Don't miss March's Full Worm Moon in the sky tonight

Full Worm Moon
An illustration of the Full Worm Moon as it will appear on Tuesday (March 7). (Image credit: Starry Night Education)

Update for March 7: Today's webcast of March's Full Worm Moon has been canceled due to weather.

March's full moon reaches its peak in the early hours on Tuesday (March 7) with the so-called Worm Moon rising just after sunset on Monday. 

According to In the Sky from New York City the moon will rise at 5:03 p.m. EST (2203 GMT) and will set at 7:03 EST a.m. (1203 GMT), meaning it will be visible through the night from dusk until dawn. However, the moon will rise again on Tuesday (March 7) at 6:09 p.m. EST (1109 GMT) at over 99% illumination, looking full to most observers.

If you can't make it out early enough to see the Full Worm Moon (or nearly full), there's no need to fret. The Virtual Telescope project will host a livestream of the Full Worm Moon shining over Rome on Tuesday (March 7) beginning at 1:30 p.m. EST (1830 GMT). Watch it live via the project's websiteor YouTube channel.

Related: March full moon 2023: The Worm Moon shares the sky with Venus, Jupiter and Mars


A Celestron telescope on a white background

(Image credit: Celestron)

Looking for a telescope to see the features of the full moon up close? We recommend the Celestron Astro Fi 102 as the top pick in our best beginner's telescope guide. Don't forget a moon filter!

During the build-up to the Worm Moon and since the completely dark new moon, which occurred on Feb. 20, the illuminated face of the moon has been increasing to the point at which it is fully illuminated — a process astronomers call "waxing." As this occurred the moon has been rising and setting an hour later each night.

Following the Worm Moon, the opposite process will now occur. The moon will be "waning" as its illuminated face recedes and it rises an hour earlier each day. By the time it reaches the next new moon and the start of a new 29.5-day lunar cycle on March 21, the moon will be completely dark and will rise and set with the sun, meaning it is visible through the day but disappears at night.

Read more: What is the moon phase today? Lunar phases 2023

A plane is silhouetted against full moon also known as Worm moon in Moscow on March 17, 2022. (Image credit: AFP via Getty Images)

**What is needed**
In the Worm Moon article, which city will the Virtual Telescope project's livestream show the full moon over?

**Supplied records**
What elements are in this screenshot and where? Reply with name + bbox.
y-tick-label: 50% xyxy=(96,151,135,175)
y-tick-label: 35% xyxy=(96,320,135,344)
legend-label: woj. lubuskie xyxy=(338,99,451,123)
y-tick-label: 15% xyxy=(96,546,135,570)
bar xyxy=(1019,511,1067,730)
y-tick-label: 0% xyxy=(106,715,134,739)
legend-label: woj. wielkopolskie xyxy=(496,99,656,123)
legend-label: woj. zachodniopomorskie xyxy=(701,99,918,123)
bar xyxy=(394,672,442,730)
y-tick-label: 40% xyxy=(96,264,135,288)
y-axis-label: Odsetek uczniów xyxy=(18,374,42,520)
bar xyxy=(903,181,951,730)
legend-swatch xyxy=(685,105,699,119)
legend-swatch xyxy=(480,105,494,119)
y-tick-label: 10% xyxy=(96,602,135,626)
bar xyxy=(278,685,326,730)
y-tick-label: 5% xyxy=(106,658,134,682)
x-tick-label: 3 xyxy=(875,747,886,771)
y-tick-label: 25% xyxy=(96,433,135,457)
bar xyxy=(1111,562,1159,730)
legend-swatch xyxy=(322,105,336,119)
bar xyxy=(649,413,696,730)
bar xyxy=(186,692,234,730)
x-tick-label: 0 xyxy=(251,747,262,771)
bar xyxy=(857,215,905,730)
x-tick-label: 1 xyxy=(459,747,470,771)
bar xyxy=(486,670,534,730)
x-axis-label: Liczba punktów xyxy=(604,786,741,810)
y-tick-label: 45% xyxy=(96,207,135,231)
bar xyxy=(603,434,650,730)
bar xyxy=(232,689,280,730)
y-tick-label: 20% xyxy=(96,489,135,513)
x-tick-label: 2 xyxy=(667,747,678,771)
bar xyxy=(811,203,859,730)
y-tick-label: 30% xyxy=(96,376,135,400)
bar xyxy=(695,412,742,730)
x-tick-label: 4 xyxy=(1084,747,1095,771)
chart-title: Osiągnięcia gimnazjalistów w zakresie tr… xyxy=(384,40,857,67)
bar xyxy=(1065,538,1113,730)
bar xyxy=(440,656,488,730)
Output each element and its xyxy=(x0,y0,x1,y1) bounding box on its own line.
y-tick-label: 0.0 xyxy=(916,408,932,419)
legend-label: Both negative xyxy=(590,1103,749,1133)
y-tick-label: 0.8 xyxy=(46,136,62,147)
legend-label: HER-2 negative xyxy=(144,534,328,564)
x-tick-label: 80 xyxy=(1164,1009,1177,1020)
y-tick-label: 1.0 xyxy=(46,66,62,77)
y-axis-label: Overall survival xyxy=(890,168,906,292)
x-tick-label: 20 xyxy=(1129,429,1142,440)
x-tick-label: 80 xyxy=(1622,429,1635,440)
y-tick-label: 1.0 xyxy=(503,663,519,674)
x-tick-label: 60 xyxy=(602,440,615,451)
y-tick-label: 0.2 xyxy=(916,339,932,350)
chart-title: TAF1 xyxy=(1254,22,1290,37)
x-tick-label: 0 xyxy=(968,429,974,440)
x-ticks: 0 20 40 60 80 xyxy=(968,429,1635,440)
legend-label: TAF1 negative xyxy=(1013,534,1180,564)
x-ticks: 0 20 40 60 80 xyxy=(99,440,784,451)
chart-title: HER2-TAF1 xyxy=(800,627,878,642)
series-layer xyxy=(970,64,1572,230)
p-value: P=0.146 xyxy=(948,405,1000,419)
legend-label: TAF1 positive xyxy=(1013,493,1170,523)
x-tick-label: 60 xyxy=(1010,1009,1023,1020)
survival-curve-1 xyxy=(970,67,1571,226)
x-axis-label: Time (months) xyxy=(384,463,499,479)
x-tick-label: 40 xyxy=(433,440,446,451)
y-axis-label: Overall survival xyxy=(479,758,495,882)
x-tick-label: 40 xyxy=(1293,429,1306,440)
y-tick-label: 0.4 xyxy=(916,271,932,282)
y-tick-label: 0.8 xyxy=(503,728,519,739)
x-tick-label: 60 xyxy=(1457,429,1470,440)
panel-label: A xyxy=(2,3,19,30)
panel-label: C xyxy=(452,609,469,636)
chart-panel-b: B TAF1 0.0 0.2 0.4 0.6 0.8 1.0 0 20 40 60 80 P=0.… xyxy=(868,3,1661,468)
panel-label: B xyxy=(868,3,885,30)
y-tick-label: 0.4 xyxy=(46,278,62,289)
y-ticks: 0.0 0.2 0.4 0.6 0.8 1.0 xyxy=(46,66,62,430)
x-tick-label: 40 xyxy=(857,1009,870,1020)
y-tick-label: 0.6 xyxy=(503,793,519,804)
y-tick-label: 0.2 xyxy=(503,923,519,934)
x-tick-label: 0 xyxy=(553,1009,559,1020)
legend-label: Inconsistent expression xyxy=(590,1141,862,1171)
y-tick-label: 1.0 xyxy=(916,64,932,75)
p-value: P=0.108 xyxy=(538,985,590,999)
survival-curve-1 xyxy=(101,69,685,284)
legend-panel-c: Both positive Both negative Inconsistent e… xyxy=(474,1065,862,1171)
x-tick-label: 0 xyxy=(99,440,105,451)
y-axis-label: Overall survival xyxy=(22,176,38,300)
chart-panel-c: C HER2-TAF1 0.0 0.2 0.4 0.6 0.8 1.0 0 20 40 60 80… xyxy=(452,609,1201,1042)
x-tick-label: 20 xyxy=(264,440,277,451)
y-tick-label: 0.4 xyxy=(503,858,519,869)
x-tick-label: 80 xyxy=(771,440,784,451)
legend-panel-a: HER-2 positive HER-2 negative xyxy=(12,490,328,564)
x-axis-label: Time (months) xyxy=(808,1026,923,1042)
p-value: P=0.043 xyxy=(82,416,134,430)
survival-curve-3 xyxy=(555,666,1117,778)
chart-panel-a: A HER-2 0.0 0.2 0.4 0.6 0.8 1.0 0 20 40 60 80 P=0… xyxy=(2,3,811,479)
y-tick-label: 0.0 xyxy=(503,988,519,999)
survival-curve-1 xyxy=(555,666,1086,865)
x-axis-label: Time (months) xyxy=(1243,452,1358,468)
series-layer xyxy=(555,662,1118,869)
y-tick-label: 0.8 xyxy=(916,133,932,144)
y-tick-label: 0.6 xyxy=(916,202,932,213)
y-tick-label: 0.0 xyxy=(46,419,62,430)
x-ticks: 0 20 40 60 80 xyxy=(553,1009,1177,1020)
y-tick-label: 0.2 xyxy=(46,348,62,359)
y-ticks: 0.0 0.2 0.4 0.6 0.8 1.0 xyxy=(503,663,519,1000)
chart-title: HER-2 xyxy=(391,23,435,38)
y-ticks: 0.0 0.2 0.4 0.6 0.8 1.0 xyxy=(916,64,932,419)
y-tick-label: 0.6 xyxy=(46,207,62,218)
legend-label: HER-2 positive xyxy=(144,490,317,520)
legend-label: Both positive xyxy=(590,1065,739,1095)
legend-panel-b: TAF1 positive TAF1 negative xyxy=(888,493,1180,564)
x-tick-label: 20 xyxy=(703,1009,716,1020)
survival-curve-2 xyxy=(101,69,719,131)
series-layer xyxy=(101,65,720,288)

**Complete output**
Rome